## Task requirements
From the entries below, extract every line that includes the word "details".

## Data for this exercise
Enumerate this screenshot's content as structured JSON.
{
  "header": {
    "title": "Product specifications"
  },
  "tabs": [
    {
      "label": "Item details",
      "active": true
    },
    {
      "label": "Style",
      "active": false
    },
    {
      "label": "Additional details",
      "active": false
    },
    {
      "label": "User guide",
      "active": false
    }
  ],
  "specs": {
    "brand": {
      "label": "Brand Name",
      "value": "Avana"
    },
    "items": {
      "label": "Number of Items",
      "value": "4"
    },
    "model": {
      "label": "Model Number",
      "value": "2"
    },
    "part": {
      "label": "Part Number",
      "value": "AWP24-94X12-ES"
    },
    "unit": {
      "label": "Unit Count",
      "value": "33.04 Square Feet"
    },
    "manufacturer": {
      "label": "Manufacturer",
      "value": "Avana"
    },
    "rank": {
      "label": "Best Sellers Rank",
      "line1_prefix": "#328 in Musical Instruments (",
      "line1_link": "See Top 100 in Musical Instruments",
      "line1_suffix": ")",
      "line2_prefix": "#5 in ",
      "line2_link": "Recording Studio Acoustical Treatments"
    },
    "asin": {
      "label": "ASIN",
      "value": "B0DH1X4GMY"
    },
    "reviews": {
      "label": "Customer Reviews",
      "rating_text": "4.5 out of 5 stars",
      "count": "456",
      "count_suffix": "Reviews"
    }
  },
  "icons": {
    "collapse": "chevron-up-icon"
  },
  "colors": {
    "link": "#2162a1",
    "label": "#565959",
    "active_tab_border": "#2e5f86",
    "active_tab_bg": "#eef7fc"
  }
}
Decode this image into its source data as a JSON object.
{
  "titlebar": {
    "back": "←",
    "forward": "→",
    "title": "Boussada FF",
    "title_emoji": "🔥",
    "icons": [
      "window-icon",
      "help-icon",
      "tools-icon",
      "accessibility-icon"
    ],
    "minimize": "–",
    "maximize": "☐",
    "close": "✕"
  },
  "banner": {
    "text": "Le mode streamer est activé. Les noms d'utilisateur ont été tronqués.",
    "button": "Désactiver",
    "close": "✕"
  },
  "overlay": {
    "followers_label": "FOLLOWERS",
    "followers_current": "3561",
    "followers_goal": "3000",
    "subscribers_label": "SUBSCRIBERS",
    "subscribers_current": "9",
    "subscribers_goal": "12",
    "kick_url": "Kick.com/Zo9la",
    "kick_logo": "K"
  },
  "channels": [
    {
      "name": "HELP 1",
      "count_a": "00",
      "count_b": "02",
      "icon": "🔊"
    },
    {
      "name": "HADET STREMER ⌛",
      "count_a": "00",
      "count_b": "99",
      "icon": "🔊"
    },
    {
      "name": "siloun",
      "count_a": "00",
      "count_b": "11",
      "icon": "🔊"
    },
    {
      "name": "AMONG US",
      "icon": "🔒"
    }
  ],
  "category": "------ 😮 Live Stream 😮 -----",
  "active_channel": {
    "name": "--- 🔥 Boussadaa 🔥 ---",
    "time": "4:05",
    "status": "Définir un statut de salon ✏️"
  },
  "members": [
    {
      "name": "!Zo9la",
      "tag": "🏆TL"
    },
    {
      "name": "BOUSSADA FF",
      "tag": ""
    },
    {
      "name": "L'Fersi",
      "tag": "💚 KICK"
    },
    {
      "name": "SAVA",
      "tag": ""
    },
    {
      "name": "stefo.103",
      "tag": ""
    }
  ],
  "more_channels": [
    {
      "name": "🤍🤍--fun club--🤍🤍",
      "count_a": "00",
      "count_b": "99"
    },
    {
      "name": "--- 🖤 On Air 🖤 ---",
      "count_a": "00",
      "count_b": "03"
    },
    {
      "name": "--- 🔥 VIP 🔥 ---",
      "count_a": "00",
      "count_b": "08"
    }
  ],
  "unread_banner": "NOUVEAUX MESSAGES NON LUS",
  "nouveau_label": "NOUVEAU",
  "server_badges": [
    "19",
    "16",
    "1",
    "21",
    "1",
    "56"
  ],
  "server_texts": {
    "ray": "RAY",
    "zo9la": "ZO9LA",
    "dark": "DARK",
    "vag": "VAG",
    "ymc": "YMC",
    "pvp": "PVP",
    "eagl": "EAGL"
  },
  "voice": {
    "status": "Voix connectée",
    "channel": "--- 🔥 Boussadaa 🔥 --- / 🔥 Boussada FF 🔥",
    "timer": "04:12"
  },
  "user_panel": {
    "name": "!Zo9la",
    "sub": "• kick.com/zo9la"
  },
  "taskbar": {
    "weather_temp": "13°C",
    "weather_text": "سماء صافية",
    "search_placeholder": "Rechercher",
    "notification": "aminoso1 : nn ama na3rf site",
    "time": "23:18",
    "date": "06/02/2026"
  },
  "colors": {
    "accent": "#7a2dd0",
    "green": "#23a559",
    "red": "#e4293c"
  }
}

## Finished answer
      "label": "Item details",
      "label": "Additional details",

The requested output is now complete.